**TASK PROMPT**
Leave every picture out and write out the records below exactly.

#####

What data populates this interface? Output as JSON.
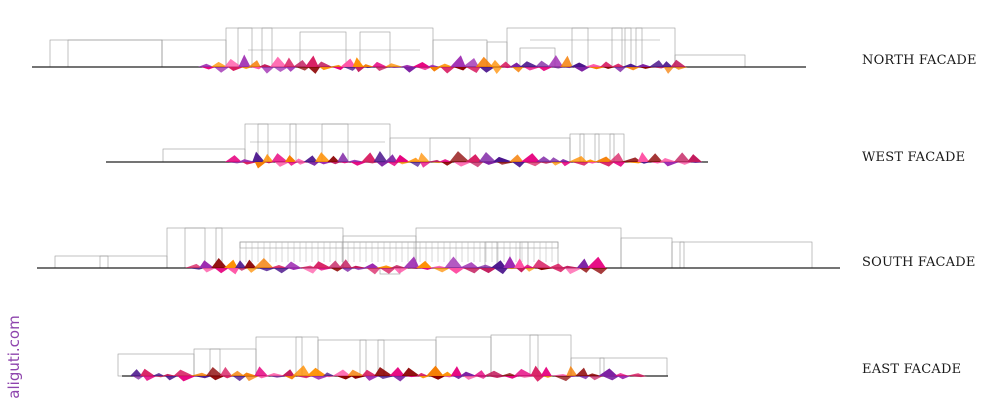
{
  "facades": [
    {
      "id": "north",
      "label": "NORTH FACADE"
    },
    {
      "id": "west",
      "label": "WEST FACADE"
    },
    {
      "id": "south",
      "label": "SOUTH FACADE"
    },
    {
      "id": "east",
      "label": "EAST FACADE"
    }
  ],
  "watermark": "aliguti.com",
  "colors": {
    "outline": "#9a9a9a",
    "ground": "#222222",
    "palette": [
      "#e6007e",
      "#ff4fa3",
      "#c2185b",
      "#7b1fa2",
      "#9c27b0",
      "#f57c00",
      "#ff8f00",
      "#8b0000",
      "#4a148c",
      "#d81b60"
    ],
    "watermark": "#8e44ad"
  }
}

#####

**ANSWER TO THE TASK**
What data populates this interface? Output as JSON.
{
  "facades": [
    {
      "id": "north",
      "label": "NORTH FACADE"
    },
    {
      "id": "west",
      "label": "WEST FACADE"
    },
    {
      "id": "south",
      "label": "SOUTH FACADE"
    },
    {
      "id": "east",
      "label": "EAST FACADE"
    }
  ],
  "watermark": "aliguti.com",
  "colors": {
    "outline": "#9a9a9a",
    "ground": "#222222",
    "palette": [
      "#e6007e",
      "#ff4fa3",
      "#c2185b",
      "#7b1fa2",
      "#9c27b0",
      "#f57c00",
      "#ff8f00",
      "#8b0000",
      "#4a148c",
      "#d81b60"
    ],
    "watermark": "#8e44ad"
  }
}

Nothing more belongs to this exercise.